=== Problem description ===
Identify the lines that contain the string "Kristianstads", then copy each of them.

=== Exercise input ===
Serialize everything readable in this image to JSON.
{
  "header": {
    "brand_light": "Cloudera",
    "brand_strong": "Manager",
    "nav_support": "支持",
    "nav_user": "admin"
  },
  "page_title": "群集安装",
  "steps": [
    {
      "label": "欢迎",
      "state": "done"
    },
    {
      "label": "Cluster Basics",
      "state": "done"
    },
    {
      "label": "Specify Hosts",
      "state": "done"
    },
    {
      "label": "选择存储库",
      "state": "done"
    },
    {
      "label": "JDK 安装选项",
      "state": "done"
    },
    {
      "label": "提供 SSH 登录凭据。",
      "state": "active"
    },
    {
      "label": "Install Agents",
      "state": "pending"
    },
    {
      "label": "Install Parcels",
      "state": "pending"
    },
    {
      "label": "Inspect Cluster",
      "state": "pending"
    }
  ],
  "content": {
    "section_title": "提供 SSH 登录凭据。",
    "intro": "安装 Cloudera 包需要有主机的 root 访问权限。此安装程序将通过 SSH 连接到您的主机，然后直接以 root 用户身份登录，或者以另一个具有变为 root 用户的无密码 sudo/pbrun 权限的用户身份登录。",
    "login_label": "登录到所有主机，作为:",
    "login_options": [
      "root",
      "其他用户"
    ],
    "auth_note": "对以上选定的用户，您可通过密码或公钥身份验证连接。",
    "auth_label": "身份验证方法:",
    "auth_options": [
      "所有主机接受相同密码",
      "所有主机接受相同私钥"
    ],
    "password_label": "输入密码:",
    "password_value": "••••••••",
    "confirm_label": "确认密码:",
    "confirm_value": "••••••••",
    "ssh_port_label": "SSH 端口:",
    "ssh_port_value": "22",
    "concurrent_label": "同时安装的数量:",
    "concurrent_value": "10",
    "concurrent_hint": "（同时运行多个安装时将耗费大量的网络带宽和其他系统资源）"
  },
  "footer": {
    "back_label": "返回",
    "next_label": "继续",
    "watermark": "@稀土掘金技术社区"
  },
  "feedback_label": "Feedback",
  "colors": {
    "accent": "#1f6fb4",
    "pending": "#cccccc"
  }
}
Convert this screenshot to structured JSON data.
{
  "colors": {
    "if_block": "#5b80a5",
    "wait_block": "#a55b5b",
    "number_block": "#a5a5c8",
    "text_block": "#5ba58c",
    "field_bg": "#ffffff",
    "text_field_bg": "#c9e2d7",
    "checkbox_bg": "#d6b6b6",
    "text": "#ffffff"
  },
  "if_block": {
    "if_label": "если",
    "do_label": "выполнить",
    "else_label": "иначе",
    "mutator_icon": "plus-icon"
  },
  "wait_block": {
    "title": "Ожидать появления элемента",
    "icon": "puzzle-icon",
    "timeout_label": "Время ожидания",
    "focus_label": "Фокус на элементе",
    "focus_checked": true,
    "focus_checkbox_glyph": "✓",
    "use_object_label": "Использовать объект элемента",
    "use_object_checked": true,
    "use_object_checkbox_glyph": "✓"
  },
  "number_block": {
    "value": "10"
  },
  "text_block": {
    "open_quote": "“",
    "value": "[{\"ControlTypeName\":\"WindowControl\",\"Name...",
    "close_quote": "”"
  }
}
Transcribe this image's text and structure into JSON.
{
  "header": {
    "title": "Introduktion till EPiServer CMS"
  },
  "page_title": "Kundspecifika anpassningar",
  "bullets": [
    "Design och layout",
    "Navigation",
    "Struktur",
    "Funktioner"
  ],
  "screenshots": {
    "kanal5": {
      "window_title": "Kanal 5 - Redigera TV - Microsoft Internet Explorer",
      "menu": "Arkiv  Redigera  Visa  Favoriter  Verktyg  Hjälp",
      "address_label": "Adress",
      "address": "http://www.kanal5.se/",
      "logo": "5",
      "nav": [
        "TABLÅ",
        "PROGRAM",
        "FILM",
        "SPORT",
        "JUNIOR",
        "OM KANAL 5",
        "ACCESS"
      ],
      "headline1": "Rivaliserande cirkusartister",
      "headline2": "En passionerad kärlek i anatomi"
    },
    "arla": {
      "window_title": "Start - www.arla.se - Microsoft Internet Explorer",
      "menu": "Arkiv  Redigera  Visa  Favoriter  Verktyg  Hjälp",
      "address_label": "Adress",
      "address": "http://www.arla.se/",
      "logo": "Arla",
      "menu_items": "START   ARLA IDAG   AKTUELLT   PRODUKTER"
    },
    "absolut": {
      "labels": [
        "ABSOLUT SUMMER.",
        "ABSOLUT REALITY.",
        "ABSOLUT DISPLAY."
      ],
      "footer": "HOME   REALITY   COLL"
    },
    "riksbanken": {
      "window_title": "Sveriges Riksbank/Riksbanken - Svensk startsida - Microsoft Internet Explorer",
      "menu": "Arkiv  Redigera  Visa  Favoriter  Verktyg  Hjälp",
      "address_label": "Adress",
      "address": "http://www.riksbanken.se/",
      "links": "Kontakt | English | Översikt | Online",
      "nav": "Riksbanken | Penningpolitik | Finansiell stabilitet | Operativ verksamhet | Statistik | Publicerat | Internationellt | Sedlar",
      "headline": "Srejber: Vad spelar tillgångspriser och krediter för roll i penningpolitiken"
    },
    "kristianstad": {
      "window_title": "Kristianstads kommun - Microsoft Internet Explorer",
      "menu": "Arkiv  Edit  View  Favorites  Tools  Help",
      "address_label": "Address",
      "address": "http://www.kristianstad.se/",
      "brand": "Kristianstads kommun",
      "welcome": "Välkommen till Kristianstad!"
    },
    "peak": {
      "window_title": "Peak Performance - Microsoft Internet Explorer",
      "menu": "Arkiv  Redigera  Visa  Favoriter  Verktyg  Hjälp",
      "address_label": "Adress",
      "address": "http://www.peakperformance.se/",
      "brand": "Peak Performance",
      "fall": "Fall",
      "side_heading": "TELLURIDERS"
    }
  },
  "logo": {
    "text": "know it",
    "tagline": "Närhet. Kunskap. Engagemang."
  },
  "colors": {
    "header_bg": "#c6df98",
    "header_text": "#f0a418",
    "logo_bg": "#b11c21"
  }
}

=== Exercise output ===
      "window_title": "Kristianstads kommun - Microsoft Internet Explorer",
      "brand": "Kristianstads kommun",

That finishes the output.